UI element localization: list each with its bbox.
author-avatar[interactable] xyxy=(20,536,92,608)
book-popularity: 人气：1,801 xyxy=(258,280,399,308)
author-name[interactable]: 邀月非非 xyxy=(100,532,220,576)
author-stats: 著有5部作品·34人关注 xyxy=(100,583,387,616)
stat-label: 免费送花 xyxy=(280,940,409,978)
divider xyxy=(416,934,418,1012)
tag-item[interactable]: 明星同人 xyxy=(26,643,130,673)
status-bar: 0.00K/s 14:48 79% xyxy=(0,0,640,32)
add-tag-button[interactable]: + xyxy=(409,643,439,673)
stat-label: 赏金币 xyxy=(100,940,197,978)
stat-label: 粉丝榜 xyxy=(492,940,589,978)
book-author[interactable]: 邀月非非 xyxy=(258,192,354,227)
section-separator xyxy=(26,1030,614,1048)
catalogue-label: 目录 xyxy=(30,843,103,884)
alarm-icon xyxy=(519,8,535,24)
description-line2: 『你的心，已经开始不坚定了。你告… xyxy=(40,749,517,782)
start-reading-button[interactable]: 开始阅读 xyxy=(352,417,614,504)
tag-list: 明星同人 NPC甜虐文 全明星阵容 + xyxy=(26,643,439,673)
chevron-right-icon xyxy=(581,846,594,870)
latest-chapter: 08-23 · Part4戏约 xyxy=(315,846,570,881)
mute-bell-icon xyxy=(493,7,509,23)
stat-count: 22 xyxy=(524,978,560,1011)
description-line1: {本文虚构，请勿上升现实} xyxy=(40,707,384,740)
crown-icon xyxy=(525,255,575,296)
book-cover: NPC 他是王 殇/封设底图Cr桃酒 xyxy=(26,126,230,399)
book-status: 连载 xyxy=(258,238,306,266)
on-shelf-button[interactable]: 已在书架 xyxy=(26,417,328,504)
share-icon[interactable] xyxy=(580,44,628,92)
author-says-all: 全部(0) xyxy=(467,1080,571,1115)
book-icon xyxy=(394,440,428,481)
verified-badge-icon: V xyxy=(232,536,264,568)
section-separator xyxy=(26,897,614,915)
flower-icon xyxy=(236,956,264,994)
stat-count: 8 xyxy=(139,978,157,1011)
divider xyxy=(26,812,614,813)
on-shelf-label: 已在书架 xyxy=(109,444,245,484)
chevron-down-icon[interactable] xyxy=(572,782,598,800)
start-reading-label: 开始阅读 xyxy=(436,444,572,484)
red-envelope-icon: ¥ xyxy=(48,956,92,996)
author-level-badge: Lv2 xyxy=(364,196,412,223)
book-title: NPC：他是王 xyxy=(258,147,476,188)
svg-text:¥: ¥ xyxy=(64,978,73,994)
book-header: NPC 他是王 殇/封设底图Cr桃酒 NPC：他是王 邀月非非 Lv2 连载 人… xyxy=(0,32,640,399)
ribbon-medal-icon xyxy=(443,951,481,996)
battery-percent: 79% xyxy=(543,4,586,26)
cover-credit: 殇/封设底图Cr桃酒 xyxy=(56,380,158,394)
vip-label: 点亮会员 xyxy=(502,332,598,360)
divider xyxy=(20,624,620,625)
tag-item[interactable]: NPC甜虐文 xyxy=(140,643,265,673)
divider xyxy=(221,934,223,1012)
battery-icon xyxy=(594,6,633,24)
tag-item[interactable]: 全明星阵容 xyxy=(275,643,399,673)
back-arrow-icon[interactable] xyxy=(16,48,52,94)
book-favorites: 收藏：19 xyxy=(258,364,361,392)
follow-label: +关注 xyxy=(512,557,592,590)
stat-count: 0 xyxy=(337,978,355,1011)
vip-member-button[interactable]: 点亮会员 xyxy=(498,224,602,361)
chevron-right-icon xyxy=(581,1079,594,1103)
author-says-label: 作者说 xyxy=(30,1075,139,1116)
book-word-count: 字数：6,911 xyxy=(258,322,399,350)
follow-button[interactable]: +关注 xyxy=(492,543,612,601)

#####

* [Your objective] Copy out the lines above exactly as they appear, beginning with the very first line and stopping after the line that contains "author-stats: 著有5部作品·34人关注 xyxy=(100,583,387,616)".

* [Solution to the problem]
UI element localization: list each with its bbox.
author-avatar[interactable] xyxy=(20,536,92,608)
book-popularity: 人气：1,801 xyxy=(258,280,399,308)
author-name[interactable]: 邀月非非 xyxy=(100,532,220,576)
author-stats: 著有5部作品·34人关注 xyxy=(100,583,387,616)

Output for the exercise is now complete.